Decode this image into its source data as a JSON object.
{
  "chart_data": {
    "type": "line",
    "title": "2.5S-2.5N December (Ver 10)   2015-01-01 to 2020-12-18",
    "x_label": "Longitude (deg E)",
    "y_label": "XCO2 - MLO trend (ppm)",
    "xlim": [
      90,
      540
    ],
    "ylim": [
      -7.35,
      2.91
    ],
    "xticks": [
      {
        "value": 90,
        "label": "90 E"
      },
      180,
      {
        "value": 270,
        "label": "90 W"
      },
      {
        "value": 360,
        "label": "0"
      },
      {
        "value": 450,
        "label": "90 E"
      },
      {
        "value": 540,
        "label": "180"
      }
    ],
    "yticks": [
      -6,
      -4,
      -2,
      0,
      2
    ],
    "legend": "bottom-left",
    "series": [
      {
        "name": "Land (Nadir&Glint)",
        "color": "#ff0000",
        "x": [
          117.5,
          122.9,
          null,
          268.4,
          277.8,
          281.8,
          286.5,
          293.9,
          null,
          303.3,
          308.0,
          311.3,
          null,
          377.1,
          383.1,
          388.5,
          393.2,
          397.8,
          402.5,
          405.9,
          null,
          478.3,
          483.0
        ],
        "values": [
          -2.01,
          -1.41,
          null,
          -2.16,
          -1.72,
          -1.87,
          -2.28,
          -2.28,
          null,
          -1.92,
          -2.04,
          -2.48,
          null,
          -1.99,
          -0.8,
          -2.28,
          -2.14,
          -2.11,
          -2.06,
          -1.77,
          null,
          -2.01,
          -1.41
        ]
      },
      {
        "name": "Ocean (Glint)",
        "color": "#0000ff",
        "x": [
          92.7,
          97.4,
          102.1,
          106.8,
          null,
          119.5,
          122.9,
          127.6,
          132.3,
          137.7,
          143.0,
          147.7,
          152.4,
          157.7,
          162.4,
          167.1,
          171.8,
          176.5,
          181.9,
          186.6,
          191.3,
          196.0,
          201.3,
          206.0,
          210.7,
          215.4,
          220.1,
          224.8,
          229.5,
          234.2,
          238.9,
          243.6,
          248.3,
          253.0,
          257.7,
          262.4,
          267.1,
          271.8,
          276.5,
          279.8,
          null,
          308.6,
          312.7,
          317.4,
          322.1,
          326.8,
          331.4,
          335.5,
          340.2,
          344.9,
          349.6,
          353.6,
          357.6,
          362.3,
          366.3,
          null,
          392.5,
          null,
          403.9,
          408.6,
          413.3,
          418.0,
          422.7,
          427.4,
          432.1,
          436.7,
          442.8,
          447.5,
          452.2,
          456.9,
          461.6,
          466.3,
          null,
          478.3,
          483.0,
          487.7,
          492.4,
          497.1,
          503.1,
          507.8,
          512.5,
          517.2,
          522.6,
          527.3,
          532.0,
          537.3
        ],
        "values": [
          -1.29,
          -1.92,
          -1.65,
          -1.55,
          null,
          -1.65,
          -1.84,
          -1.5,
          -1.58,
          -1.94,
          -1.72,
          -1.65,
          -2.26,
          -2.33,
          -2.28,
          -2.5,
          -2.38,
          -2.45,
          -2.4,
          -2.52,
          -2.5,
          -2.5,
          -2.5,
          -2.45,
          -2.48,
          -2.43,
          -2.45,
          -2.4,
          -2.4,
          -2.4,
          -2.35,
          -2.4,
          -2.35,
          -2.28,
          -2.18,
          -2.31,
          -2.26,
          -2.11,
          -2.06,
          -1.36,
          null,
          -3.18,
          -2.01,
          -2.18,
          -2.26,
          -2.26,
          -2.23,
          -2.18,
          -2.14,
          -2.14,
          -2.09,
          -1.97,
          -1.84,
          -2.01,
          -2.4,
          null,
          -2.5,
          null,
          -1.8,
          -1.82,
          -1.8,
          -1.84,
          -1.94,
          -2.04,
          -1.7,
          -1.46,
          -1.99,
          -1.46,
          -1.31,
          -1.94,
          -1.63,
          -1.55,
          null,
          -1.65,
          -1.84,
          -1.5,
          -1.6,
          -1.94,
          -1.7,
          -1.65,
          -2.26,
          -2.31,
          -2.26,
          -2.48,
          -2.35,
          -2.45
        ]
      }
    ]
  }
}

********************

Aim of the task
Write out all the data again, exactly as it appears.

Task output
Decode this image into its source data as a JSON object.
{
  "chart_data": {
    "type": "line",
    "title": "2.5S-2.5N December (Ver 10)   2015-01-01 to 2020-12-18",
    "x_label": "Longitude (deg E)",
    "y_label": "XCO2 - MLO trend (ppm)",
    "xlim": [
      90,
      540
    ],
    "ylim": [
      -7.35,
      2.91
    ],
    "xticks": [
      {
        "value": 90,
        "label": "90 E"
      },
      180,
      {
        "value": 270,
        "label": "90 W"
      },
      {
        "value": 360,
        "label": "0"
      },
      {
        "value": 450,
        "label": "90 E"
      },
      {
        "value": 540,
        "label": "180"
      }
    ],
    "yticks": [
      -6,
      -4,
      -2,
      0,
      2
    ],
    "legend": "bottom-left",
    "series": [
      {
        "name": "Land (Nadir&Glint)",
        "color": "#ff0000",
        "x": [
          117.5,
          122.9,
          null,
          268.4,
          277.8,
          281.8,
          286.5,
          293.9,
          null,
          303.3,
          308.0,
          311.3,
          null,
          377.1,
          383.1,
          388.5,
          393.2,
          397.8,
          402.5,
          405.9,
          null,
          478.3,
          483.0
        ],
        "values": [
          -2.01,
          -1.41,
          null,
          -2.16,
          -1.72,
          -1.87,
          -2.28,
          -2.28,
          null,
          -1.92,
          -2.04,
          -2.48,
          null,
          -1.99,
          -0.8,
          -2.28,
          -2.14,
          -2.11,
          -2.06,
          -1.77,
          null,
          -2.01,
          -1.41
        ]
      },
      {
        "name": "Ocean (Glint)",
        "color": "#0000ff",
        "x": [
          92.7,
          97.4,
          102.1,
          106.8,
          null,
          119.5,
          122.9,
          127.6,
          132.3,
          137.7,
          143.0,
          147.7,
          152.4,
          157.7,
          162.4,
          167.1,
          171.8,
          176.5,
          181.9,
          186.6,
          191.3,
          196.0,
          201.3,
          206.0,
          210.7,
          215.4,
          220.1,
          224.8,
          229.5,
          234.2,
          238.9,
          243.6,
          248.3,
          253.0,
          257.7,
          262.4,
          267.1,
          271.8,
          276.5,
          279.8,
          null,
          308.6,
          312.7,
          317.4,
          322.1,
          326.8,
          331.4,
          335.5,
          340.2,
          344.9,
          349.6,
          353.6,
          357.6,
          362.3,
          366.3,
          null,
          392.5,
          null,
          403.9,
          408.6,
          413.3,
          418.0,
          422.7,
          427.4,
          432.1,
          436.7,
          442.8,
          447.5,
          452.2,
          456.9,
          461.6,
          466.3,
          null,
          478.3,
          483.0,
          487.7,
          492.4,
          497.1,
          503.1,
          507.8,
          512.5,
          517.2,
          522.6,
          527.3,
          532.0,
          537.3
        ],
        "values": [
          -1.29,
          -1.92,
          -1.65,
          -1.55,
          null,
          -1.65,
          -1.84,
          -1.5,
          -1.58,
          -1.94,
          -1.72,
          -1.65,
          -2.26,
          -2.33,
          -2.28,
          -2.5,
          -2.38,
          -2.45,
          -2.4,
          -2.52,
          -2.5,
          -2.5,
          -2.5,
          -2.45,
          -2.48,
          -2.43,
          -2.45,
          -2.4,
          -2.4,
          -2.4,
          -2.35,
          -2.4,
          -2.35,
          -2.28,
          -2.18,
          -2.31,
          -2.26,
          -2.11,
          -2.06,
          -1.36,
          null,
          -3.18,
          -2.01,
          -2.18,
          -2.26,
          -2.26,
          -2.23,
          -2.18,
          -2.14,
          -2.14,
          -2.09,
          -1.97,
          -1.84,
          -2.01,
          -2.4,
          null,
          -2.5,
          null,
          -1.8,
          -1.82,
          -1.8,
          -1.84,
          -1.94,
          -2.04,
          -1.7,
          -1.46,
          -1.99,
          -1.46,
          -1.31,
          -1.94,
          -1.63,
          -1.55,
          null,
          -1.65,
          -1.84,
          -1.5,
          -1.6,
          -1.94,
          -1.7,
          -1.65,
          -2.26,
          -2.31,
          -2.26,
          -2.48,
          -2.35,
          -2.45
        ]
      }
    ]
  }
}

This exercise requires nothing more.